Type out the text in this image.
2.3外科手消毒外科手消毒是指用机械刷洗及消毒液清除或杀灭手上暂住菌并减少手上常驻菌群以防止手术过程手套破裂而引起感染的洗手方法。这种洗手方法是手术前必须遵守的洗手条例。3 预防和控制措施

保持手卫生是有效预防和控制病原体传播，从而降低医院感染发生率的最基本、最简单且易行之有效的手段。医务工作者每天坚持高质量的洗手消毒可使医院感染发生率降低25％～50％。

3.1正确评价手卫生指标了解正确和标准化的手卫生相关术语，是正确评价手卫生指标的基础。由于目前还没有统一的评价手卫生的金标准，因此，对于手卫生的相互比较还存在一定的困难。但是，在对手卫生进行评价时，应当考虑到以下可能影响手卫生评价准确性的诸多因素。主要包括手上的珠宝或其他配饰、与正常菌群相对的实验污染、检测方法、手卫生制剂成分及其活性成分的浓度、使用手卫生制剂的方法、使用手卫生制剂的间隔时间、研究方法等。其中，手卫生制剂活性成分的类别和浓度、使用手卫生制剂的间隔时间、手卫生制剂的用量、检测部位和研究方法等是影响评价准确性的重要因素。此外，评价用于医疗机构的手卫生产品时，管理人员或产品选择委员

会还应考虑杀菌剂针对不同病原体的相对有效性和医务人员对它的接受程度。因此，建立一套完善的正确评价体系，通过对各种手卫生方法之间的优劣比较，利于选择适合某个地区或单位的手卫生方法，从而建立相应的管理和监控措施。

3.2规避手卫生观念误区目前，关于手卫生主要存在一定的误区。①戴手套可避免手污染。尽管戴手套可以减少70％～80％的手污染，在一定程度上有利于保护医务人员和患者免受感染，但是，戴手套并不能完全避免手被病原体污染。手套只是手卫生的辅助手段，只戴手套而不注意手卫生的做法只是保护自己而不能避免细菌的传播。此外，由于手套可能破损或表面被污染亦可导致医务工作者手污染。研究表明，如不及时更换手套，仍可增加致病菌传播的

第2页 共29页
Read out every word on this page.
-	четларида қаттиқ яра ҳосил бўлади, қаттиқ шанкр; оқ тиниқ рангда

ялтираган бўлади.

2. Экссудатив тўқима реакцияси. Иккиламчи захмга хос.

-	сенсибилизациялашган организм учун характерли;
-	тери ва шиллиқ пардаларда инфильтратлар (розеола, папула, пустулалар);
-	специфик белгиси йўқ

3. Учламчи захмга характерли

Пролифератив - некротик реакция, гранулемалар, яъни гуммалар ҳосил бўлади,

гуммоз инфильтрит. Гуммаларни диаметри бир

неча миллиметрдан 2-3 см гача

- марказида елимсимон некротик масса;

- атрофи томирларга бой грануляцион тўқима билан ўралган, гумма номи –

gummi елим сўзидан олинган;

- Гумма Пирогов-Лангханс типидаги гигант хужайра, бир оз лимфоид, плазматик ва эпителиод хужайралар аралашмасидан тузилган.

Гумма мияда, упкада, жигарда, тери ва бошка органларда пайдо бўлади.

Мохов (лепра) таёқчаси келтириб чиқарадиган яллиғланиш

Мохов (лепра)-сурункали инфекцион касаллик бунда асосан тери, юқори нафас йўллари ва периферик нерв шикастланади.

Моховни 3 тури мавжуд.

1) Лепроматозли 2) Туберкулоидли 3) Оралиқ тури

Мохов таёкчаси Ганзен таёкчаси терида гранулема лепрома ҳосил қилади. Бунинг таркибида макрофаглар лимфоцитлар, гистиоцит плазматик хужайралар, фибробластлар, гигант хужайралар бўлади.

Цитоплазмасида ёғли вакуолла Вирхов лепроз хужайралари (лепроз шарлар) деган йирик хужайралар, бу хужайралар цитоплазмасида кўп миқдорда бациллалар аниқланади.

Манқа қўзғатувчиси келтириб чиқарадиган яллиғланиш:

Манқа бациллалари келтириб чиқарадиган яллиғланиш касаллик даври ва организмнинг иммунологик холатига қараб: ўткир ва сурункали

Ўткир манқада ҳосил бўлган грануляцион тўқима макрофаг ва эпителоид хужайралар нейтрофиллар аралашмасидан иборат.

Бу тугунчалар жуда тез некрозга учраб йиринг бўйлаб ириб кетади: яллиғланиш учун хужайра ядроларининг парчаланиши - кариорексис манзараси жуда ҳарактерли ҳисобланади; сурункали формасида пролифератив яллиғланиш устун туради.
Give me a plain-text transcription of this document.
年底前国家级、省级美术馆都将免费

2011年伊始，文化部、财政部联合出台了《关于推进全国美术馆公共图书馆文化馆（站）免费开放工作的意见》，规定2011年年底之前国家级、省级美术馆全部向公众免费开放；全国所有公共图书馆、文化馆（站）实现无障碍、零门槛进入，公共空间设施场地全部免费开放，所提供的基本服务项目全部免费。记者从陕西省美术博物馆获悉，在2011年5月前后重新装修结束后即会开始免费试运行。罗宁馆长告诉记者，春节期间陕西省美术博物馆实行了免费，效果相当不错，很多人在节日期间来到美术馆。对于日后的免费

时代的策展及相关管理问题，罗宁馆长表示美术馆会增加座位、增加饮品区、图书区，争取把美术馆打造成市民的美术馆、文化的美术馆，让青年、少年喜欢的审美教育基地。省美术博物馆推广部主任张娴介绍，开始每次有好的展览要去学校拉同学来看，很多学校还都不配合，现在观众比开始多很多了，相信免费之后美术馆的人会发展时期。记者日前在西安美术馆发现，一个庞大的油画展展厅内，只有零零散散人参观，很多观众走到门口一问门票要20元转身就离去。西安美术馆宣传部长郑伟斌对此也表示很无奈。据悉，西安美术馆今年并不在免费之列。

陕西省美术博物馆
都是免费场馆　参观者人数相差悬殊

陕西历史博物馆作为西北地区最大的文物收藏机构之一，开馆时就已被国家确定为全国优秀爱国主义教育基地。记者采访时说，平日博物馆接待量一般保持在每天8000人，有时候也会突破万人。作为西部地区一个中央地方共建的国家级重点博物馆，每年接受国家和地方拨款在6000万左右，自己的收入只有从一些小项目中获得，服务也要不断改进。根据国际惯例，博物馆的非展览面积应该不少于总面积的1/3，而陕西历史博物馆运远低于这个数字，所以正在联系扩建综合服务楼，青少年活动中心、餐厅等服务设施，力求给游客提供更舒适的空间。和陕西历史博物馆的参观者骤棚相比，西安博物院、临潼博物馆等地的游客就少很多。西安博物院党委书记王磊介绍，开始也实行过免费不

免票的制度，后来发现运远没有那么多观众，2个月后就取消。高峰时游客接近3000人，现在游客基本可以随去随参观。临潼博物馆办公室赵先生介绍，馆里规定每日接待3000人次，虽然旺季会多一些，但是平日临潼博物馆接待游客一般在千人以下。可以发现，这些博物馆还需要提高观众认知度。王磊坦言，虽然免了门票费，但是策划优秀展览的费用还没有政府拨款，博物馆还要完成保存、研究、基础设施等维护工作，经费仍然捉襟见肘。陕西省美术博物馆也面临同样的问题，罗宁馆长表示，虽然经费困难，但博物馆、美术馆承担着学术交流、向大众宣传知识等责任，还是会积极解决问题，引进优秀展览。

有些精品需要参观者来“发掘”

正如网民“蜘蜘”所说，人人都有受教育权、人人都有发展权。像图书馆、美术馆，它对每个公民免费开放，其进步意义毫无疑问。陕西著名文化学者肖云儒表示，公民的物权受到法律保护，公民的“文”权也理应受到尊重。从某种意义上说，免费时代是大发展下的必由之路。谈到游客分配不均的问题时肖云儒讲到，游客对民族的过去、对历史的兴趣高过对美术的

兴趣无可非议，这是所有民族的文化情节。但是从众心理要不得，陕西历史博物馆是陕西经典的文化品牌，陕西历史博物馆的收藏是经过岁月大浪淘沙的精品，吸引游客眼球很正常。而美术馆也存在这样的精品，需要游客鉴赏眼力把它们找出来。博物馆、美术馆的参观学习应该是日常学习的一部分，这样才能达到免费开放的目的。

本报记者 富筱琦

##########

● **Task directions**:
Print nothing but the lines from the line with "Give me a plain-text" to the last line of the records above. Both of those lines count.

● **Exercise output**:
Give me a plain-text transcription of this document.
年底前国家级、省级美术馆都将免费

2011年伊始，文化部、财政部联合出台了《关于推进全国美术馆公共图书馆文化馆（站）免费开放工作的意见》，规定2011年年底之前国家级、省级美术馆全部向公众免费开放；全国所有公共图书馆、文化馆（站）实现无障碍、零门槛进入，公共空间设施场地全部免费开放，所提供的基本服务项目全部免费。记者从陕西省美术博物馆获悉，在2011年5月前后重新装修结束后即会开始免费试运行。罗宁馆长告诉记者，春节期间陕西省美术博物馆实行了免费，效果相当不错，很多人在节日期间来到美术馆。对于日后的免费

时代的策展及相关管理问题，罗宁馆长表示美术馆会增加座位、增加饮品区、图书区，争取把美术馆打造成市民的美术馆、文化的美术馆，让青年、少年喜欢的审美教育基地。省美术博物馆推广部主任张娴介绍，开始每次有好的展览要去学校拉同学来看，很多学校还都不配合，现在观众比开始多很多了，相信免费之后美术馆的人会发展时期。记者日前在西安美术馆发现，一个庞大的油画展展厅内，只有零零散散人参观，很多观众走到门口一问门票要20元转身就离去。西安美术馆宣传部长郑伟斌对此也表示很无奈。据悉，西安美术馆今年并不在免费之列。

陕西省美术博物馆
都是免费场馆　参观者人数相差悬殊

陕西历史博物馆作为西北地区最大的文物收藏机构之一，开馆时就已被国家确定为全国优秀爱国主义教育基地。记者采访时说，平日博物馆接待量一般保持在每天8000人，有时候也会突破万人。作为西部地区一个中央地方共建的国家级重点博物馆，每年接受国家和地方拨款在6000万左右，自己的收入只有从一些小项目中获得，服务也要不断改进。根据国际惯例，博物馆的非展览面积应该不少于总面积的1/3，而陕西历史博物馆运远低于这个数字，所以正在联系扩建综合服务楼，青少年活动中心、餐厅等服务设施，力求给游客提供更舒适的空间。和陕西历史博物馆的参观者骤棚相比，西安博物院、临潼博物馆等地的游客就少很多。西安博物院党委书记王磊介绍，开始也实行过免费不

免票的制度，后来发现运远没有那么多观众，2个月后就取消。高峰时游客接近3000人，现在游客基本可以随去随参观。临潼博物馆办公室赵先生介绍，馆里规定每日接待3000人次，虽然旺季会多一些，但是平日临潼博物馆接待游客一般在千人以下。可以发现，这些博物馆还需要提高观众认知度。王磊坦言，虽然免了门票费，但是策划优秀展览的费用还没有政府拨款，博物馆还要完成保存、研究、基础设施等维护工作，经费仍然捉襟见肘。陕西省美术博物馆也面临同样的问题，罗宁馆长表示，虽然经费困难，但博物馆、美术馆承担着学术交流、向大众宣传知识等责任，还是会积极解决问题，引进优秀展览。

有些精品需要参观者来“发掘”

正如网民“蜘蜘”所说，人人都有受教育权、人人都有发展权。像图书馆、美术馆，它对每个公民免费开放，其进步意义毫无疑问。陕西著名文化学者肖云儒表示，公民的物权受到法律保护，公民的“文”权也理应受到尊重。从某种意义上说，免费时代是大发展下的必由之路。谈到游客分配不均的问题时肖云儒讲到，游客对民族的过去、对历史的兴趣高过对美术的

兴趣无可非议，这是所有民族的文化情节。但是从众心理要不得，陕西历史博物馆是陕西经典的文化品牌，陕西历史博物馆的收藏是经过岁月大浪淘沙的精品，吸引游客眼球很正常。而美术馆也存在这样的精品，需要游客鉴赏眼力把它们找出来。博物馆、美术馆的参观学习应该是日常学习的一部分，这样才能达到免费开放的目的。

本报记者 富筱琦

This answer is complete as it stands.